→ Task description
Copy out every line in the entries below that includes "Awater".

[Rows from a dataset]
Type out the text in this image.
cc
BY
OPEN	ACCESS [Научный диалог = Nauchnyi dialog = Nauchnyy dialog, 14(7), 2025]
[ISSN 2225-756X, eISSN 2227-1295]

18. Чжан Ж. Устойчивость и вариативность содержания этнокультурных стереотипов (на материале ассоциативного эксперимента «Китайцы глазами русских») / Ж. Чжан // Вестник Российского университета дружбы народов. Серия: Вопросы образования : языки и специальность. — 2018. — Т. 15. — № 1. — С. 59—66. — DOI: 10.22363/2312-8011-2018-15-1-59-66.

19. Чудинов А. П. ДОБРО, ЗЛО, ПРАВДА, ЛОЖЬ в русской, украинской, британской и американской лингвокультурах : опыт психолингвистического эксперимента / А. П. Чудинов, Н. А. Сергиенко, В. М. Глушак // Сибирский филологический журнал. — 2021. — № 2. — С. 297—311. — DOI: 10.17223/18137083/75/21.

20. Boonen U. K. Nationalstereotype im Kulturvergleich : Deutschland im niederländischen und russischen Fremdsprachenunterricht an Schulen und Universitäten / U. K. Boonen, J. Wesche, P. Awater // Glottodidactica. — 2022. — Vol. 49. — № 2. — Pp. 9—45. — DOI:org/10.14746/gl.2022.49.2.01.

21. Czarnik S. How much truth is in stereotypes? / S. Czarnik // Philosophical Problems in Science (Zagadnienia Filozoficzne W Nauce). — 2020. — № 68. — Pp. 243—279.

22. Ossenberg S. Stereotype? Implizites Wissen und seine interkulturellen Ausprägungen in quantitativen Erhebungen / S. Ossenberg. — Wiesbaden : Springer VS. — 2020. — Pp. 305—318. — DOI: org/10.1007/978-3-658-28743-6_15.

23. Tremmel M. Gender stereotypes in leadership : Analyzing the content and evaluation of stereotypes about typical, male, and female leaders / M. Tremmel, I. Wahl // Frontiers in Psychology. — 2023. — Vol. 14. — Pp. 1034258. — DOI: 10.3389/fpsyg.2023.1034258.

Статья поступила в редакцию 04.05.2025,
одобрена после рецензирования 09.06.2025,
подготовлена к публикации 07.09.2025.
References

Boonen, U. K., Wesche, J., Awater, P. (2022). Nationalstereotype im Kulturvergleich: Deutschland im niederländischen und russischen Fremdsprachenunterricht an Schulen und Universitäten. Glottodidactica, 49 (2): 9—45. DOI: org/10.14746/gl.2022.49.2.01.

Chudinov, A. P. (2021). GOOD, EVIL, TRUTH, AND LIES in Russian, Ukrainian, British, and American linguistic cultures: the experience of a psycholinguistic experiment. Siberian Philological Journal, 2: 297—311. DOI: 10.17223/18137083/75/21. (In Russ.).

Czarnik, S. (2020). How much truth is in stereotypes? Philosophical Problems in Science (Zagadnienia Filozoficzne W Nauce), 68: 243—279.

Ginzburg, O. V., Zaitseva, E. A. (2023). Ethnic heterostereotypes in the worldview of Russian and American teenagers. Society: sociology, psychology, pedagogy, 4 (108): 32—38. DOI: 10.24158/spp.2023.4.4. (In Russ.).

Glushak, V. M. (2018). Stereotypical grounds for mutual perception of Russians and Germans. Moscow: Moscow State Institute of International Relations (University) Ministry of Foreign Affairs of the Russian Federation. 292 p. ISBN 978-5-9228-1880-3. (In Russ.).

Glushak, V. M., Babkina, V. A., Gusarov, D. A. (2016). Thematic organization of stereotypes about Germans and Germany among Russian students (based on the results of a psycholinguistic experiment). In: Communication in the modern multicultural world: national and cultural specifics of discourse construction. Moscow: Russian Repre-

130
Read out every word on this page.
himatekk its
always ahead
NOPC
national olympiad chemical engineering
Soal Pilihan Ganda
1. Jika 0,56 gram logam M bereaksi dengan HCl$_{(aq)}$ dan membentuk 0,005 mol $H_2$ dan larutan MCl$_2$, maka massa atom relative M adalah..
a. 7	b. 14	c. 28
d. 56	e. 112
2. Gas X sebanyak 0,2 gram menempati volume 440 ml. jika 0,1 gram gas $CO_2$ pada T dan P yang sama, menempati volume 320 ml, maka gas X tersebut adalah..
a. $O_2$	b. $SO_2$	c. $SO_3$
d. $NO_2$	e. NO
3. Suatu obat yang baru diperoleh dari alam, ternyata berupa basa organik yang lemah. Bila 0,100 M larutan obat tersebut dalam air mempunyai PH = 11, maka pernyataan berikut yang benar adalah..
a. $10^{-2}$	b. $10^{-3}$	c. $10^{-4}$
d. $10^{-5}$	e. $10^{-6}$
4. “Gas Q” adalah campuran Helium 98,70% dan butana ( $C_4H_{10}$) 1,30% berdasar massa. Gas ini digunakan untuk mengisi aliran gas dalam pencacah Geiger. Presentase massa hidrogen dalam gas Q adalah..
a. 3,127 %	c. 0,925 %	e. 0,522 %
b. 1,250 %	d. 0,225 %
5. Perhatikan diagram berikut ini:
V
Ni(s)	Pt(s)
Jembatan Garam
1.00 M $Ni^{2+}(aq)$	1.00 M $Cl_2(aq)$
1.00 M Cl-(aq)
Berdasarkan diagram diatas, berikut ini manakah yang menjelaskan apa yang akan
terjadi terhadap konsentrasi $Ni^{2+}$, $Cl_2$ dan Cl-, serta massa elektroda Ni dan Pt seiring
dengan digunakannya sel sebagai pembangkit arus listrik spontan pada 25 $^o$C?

→ Written solution
20. Boonen U. K. Nationalstereotype im Kulturvergleich : Deutschland im niederländischen und russischen Fremdsprachenunterricht an Schulen und Universitäten / U. K. Boonen, J. Wesche, P. Awater // Glottodidactica. — 2022. — Vol. 49. — № 2. — Pp. 9—45. — DOI:org/10.14746/gl.2022.49.2.01.
Boonen, U. K., Wesche, J., Awater, P. (2022). Nationalstereotype im Kulturvergleich: Deutschland im niederländischen und russischen Fremdsprachenunterricht an Schulen und Universitäten. Glottodidactica, 49 (2): 9—45. DOI: org/10.14746/gl.2022.49.2.01.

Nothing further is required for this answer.